Structured page parsing data:
# # #
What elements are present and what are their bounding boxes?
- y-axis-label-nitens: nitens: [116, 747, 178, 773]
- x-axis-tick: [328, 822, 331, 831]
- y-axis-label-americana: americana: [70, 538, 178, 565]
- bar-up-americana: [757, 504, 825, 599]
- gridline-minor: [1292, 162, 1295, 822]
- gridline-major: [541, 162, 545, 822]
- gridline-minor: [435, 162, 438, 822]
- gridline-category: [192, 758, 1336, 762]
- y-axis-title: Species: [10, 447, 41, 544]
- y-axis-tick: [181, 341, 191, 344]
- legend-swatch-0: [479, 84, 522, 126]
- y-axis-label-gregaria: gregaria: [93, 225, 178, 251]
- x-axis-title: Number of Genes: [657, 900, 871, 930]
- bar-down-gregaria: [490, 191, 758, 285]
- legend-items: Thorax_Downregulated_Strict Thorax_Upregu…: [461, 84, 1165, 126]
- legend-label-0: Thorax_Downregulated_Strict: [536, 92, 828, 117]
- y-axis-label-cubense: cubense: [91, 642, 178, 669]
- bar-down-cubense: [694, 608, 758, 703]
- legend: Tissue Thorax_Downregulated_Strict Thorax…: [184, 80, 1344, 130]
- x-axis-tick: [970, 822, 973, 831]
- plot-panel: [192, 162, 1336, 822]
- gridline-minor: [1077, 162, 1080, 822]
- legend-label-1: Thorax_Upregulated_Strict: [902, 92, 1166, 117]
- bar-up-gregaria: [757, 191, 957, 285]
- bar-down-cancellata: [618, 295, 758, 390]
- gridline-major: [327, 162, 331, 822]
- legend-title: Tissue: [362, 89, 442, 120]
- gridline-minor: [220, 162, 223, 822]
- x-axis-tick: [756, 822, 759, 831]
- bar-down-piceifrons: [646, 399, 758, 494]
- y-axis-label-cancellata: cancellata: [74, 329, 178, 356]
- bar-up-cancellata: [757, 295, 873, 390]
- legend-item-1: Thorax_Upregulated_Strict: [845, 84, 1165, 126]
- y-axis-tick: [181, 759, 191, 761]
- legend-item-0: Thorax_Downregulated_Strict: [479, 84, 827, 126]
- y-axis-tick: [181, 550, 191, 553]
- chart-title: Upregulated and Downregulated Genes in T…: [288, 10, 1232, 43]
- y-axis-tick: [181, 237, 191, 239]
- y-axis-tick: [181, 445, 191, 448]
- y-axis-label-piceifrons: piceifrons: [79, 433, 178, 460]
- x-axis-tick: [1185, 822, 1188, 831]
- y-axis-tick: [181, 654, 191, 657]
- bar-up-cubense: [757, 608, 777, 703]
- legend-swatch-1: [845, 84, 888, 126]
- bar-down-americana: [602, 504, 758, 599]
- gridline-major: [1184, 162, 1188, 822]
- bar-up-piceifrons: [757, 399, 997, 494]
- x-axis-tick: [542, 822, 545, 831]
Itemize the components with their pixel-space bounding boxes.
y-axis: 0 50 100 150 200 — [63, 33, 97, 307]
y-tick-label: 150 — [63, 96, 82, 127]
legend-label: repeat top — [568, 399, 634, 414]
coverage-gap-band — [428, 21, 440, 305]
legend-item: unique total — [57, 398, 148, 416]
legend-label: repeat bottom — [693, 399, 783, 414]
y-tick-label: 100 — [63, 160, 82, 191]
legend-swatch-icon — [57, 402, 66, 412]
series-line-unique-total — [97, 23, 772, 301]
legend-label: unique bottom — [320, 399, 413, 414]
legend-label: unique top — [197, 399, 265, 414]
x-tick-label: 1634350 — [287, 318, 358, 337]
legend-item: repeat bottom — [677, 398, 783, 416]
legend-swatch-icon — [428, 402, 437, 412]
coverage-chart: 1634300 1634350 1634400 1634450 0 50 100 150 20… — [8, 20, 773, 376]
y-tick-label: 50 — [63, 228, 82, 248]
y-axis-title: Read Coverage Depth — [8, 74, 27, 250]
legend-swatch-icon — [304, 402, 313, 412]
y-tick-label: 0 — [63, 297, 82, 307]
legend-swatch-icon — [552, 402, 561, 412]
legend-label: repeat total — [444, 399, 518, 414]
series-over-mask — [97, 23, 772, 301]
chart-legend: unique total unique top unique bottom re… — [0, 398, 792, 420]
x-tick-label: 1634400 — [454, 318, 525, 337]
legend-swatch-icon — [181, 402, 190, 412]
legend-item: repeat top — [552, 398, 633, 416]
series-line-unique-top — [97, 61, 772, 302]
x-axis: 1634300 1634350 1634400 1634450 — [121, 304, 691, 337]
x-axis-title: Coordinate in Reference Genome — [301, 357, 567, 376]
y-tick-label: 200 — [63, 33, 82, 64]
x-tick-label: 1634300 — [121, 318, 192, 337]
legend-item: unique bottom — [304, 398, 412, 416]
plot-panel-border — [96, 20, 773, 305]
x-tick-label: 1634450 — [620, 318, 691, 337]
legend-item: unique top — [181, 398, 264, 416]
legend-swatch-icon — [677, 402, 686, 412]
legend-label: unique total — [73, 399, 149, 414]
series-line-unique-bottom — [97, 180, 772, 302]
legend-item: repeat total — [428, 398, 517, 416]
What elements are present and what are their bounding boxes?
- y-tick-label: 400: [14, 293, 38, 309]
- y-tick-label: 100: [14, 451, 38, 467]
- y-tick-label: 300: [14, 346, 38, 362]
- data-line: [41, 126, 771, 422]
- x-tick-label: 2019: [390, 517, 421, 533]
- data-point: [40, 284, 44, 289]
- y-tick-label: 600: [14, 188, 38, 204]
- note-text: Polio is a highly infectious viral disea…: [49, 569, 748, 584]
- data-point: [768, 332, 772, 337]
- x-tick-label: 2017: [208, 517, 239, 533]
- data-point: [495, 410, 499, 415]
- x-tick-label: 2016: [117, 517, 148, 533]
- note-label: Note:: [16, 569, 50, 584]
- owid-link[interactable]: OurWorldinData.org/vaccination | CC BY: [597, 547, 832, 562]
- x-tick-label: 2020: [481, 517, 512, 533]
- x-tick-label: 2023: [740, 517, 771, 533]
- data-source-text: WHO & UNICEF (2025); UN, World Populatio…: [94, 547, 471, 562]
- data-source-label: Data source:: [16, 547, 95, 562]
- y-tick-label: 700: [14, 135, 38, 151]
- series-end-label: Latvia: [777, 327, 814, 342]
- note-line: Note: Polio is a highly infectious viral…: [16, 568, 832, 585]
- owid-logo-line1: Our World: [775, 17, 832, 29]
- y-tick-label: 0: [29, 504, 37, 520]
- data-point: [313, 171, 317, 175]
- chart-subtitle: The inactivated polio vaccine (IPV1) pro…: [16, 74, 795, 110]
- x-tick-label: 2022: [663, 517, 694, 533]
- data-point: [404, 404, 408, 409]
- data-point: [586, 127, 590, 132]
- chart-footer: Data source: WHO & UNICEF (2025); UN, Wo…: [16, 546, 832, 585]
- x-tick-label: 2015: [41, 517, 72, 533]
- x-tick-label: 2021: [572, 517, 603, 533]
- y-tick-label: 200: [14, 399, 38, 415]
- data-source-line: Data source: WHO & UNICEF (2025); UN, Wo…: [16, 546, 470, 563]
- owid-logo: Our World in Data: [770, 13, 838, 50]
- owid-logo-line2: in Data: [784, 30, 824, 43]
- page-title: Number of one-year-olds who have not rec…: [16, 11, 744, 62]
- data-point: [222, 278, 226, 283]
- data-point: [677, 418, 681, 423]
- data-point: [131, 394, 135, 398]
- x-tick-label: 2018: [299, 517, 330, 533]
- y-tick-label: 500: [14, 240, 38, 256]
# # #
Say, as a single number, how many lines of the records hold the word "panel".

**EXERCISE OUTPUT**
2